Осип Мандельштам. Погиб в лагере в возрасте сорока семи лет. В советское время был отлучен от официальной литературы. Чудом сохранившиеся стихи (далеко не все) были опубликованы на родине поэта через тридцать лет после его гибели.
Владимир Нарбут. Погиб в лагере в возрасте пятидесяти двух лет. После ареста и тринадцати месяцев тюрьмы, оказавшись на Колыме, в Магадане, писал жене в чудом дошедшем письме: «…может, и нужно было это потрясение, чтобы вернуть меня к стихам». Последняя книга, опубликованная при жизни поэта, вышла в свет в 1922 году. Следующая — в 1990-м. Львиная доля вошедших в нее стихов никогда прежде не публиковалась…
Можно ли считать случайностью, что этот перечень имен и судеб, отобранных Катаевым для своего пантеона, оказался мартирологом?
Первый мартиролог мучеников русской литературы составил Герцен. В трагической судьбе русских писателей, оказавшихся в этом составленном им списке, он винил деспотизм самодержавия.
Применительно к нашей эпохе, когда в тюрьмах и лагерях погибли десятки миллионов ни в чем не повинных людей, еще легче прийти к выводу, что «огонь» велся не прицельно, «снаряды» падали куда ни попадя, одни люди (и писатели в их числе) случайно попали в эту чудовищную мясорубку, другие так же случайно уцелели.

[Записи из коллекции]
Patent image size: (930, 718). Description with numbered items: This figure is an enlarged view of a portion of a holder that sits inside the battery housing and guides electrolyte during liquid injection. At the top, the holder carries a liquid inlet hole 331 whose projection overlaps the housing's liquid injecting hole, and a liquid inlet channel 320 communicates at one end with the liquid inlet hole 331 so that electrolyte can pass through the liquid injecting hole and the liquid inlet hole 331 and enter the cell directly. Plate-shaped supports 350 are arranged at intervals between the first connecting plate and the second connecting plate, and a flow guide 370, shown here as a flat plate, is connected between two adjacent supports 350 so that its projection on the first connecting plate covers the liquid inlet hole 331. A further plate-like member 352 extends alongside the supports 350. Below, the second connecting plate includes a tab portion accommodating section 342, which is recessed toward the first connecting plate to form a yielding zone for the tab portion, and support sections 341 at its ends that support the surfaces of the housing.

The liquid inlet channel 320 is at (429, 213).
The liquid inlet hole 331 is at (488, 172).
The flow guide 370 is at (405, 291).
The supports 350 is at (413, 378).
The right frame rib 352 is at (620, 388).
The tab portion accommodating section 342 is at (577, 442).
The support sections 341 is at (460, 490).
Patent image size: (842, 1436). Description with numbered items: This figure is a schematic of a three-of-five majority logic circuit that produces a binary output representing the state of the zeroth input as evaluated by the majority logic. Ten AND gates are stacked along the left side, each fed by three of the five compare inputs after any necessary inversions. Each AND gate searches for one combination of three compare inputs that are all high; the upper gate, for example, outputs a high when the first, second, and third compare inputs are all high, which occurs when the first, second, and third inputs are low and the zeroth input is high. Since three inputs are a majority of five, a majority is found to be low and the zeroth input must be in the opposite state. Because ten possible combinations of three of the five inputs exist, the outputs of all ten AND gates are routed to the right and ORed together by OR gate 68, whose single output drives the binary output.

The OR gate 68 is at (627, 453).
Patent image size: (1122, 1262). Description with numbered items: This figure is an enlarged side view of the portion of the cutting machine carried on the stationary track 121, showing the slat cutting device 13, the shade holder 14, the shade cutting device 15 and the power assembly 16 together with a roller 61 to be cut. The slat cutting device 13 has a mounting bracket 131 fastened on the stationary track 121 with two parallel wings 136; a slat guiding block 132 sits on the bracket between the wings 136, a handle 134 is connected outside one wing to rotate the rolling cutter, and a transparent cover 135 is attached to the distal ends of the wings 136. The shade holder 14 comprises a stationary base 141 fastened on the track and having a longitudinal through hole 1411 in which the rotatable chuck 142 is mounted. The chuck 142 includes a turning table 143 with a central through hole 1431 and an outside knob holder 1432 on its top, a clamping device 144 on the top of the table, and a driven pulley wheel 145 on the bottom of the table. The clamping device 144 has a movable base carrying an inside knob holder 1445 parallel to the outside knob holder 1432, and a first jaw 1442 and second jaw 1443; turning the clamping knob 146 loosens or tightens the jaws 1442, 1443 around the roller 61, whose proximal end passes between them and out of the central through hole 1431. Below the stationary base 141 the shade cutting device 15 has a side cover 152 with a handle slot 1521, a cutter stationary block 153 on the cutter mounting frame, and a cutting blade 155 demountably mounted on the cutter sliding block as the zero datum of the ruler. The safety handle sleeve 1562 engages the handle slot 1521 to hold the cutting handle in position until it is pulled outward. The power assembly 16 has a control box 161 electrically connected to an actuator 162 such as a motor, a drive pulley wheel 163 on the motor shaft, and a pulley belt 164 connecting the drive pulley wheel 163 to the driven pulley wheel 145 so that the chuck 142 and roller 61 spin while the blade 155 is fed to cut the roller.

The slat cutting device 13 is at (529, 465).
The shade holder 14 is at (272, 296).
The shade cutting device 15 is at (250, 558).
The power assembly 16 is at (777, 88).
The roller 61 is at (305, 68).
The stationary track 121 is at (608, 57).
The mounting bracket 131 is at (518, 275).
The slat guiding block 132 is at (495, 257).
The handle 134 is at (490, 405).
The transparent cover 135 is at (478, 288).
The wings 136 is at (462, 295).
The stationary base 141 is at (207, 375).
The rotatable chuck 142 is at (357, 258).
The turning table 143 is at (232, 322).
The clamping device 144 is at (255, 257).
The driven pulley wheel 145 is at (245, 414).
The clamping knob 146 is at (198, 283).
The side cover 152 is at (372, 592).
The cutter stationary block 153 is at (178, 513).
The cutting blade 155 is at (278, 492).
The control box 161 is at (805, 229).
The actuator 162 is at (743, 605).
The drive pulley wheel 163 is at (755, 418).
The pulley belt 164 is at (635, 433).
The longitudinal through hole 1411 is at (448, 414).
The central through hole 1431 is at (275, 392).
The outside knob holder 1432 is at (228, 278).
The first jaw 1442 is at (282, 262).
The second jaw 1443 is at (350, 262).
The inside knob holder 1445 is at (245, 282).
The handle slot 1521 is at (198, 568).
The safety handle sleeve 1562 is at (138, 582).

### Задания
a - Перечислите всех людей, названных по имени или фамилии в тексте о судьбах поэтов.
b - Ответьте по тексту о судьбах поэтов на вопросы:
(i) В каком возрасте погиб Осип Мандельштам?
(ii) В каком году вышла последняя книга Владимира Нарбута, опубликованная при его жизни?
(iii) Что Герцен винил в трагической судьбе русских писателей из своего списка?
c - Выведите без изменений фрагмент текста о судьбах поэтов, начиная со слов «Применительно к нашей» и заканчивая словами «же случайно уцелели.».
При выполнении заданий опирайтесь только на текст о судьбах поэтов.

### Ответы по заданиям
a - Осип Мандельштам, Владимир Нарбут, Катаев, Герцен.

b -
(i) В возрасте сорока семи лет.
(ii) В 1922 году.
(iii) Деспотизм самодержавия.

c -
Применительно к нашей эпохе, когда в тюрьмах и лагерях погибли десятки миллионов ни в чем не повинных людей, еще легче прийти к выводу, что «огонь» велся не прицельно, «снаряды» падали куда ни попадя, одни люди (и писатели в их числе) случайно попали в эту чудовищную мясорубку, другие так же случайно уцелели.